SUPPLIED RECORDS:
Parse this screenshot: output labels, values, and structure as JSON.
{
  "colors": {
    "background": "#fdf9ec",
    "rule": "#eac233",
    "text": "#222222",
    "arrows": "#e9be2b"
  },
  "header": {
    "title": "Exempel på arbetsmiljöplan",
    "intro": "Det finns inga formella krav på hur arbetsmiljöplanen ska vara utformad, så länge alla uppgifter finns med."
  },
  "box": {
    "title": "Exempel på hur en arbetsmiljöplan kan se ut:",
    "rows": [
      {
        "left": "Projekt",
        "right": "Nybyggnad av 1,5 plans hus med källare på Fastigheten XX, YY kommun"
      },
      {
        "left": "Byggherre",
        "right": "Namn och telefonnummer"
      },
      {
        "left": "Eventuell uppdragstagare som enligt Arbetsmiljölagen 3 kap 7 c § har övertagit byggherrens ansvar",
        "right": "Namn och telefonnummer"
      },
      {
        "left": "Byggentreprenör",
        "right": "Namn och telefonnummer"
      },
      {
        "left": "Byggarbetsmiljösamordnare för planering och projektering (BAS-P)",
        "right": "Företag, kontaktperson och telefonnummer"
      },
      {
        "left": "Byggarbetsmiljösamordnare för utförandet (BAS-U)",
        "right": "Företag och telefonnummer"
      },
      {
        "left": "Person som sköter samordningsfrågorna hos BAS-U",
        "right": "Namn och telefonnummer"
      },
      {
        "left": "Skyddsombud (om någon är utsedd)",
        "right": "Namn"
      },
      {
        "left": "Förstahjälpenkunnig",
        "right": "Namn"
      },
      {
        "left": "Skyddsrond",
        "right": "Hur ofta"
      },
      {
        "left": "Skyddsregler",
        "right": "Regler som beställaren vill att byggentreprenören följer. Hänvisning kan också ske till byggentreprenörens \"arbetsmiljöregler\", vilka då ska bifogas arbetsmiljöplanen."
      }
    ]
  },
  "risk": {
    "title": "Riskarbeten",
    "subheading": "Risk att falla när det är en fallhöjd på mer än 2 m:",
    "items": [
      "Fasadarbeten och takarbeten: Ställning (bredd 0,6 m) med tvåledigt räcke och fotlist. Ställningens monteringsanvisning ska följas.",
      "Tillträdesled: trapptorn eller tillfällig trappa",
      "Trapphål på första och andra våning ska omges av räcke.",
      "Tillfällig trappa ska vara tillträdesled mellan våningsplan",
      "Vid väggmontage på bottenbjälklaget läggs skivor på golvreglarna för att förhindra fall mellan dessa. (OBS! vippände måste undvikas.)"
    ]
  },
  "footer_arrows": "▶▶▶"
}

EXERCISE INSTRUCTIONS:
Find the string "vara" in the entries above and return each line that holds it.

REPLY TO THE EXERCISE:
    "intro": "Det finns inga formella krav på hur arbetsmiljöplanen ska vara utformad, så länge alla uppgifter finns med."
      "Tillfällig trappa ska vara tillträdesled mellan våningsplan",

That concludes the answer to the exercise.